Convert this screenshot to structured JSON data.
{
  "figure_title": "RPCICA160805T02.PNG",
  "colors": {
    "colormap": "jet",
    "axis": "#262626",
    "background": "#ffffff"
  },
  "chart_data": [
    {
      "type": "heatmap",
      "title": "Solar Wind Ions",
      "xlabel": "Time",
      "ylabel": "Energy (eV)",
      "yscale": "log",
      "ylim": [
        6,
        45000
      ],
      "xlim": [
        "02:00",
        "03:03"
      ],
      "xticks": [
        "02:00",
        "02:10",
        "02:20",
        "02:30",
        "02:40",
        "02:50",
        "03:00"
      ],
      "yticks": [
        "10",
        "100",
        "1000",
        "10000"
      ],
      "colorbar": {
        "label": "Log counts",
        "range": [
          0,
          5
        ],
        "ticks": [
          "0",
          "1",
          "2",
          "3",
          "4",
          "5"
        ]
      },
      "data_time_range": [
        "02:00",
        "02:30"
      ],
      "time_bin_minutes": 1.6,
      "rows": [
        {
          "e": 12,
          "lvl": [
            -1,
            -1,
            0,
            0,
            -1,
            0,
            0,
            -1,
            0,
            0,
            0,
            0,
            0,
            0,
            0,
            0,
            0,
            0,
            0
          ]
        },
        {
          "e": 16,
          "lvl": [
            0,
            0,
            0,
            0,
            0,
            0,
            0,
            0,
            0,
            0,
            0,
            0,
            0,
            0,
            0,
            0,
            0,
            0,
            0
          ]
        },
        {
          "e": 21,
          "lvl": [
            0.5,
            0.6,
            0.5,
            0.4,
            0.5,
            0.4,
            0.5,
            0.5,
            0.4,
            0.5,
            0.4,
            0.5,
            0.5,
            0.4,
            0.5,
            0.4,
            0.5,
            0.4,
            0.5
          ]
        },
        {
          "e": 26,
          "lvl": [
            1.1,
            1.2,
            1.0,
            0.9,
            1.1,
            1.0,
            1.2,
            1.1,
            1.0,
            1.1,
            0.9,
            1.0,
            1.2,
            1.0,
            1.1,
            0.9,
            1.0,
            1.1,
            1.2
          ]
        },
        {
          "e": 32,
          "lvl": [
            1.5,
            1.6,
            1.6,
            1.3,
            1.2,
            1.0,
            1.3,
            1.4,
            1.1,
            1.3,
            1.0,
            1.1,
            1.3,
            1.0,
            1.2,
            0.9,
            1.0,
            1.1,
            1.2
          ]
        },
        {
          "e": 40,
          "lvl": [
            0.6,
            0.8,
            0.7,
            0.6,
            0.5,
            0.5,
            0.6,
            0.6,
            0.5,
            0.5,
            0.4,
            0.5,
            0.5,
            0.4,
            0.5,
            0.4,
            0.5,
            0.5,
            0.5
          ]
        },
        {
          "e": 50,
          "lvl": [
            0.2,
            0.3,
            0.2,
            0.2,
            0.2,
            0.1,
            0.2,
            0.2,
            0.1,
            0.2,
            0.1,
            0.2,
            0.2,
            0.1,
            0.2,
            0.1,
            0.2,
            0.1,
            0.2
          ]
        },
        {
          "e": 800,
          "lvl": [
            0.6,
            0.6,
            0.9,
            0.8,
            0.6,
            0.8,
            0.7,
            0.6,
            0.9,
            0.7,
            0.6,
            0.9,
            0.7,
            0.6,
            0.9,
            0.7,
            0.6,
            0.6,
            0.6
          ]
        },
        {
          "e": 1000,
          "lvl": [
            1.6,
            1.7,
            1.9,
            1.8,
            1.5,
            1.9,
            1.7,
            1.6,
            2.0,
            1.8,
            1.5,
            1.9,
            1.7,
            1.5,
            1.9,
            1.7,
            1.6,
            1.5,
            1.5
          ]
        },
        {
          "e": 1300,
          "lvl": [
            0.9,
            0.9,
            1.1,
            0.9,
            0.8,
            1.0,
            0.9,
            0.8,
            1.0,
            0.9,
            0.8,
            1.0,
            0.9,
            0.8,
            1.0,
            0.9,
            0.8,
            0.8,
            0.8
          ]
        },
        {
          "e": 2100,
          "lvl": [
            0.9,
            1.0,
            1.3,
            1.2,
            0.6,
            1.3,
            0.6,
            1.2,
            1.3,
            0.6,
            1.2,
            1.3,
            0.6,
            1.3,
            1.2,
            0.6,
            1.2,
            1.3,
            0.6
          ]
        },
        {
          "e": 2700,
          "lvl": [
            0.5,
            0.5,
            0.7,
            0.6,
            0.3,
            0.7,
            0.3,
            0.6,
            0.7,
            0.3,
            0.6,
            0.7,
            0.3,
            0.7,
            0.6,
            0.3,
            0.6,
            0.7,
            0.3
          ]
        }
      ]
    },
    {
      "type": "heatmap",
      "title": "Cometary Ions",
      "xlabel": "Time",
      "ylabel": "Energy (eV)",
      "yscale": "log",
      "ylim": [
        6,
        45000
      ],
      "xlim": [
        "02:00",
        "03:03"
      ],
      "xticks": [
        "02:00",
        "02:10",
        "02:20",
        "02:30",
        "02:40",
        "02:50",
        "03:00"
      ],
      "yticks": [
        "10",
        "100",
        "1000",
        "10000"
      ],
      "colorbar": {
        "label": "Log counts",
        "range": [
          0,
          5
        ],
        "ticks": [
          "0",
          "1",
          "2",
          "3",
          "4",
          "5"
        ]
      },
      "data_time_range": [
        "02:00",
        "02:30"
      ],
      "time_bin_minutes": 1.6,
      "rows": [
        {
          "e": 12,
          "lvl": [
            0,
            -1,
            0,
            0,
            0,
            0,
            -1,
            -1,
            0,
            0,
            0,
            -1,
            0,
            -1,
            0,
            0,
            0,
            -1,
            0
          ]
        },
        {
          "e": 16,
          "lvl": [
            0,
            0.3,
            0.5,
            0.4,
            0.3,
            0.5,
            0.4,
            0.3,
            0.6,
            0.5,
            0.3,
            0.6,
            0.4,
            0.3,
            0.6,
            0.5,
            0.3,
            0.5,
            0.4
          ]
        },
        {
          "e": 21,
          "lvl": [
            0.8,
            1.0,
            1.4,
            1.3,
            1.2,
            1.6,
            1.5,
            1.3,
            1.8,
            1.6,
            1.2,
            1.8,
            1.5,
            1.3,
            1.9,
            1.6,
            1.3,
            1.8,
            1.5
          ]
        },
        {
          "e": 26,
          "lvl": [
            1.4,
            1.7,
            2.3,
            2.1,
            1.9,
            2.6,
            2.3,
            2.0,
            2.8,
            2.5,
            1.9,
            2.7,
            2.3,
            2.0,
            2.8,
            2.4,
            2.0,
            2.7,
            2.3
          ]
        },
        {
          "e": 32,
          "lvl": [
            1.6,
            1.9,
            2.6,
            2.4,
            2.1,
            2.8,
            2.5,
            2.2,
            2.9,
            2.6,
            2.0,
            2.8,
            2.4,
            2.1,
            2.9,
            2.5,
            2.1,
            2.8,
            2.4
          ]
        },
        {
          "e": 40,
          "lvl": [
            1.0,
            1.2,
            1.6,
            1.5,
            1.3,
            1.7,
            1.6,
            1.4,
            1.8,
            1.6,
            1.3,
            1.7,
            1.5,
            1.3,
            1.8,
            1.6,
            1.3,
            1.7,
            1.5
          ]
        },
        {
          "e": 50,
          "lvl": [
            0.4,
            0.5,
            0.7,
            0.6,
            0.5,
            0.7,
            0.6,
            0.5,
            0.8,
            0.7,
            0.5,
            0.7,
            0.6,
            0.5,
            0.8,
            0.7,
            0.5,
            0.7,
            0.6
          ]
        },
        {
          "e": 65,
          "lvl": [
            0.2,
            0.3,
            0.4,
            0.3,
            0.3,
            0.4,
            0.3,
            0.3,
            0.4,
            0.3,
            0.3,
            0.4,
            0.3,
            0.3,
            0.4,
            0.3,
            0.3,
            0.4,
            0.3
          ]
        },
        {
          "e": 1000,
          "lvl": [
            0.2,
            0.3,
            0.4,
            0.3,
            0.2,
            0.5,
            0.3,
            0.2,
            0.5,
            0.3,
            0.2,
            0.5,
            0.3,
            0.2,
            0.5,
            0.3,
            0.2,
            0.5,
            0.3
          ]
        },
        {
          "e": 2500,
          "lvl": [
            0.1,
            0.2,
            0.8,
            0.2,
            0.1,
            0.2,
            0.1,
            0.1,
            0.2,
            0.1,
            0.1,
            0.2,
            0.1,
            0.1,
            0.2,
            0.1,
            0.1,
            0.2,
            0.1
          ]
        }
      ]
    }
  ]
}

···

Directive | State the number of lines holding the word "Ions" in the listing. Add nothing else.

Complete response | 2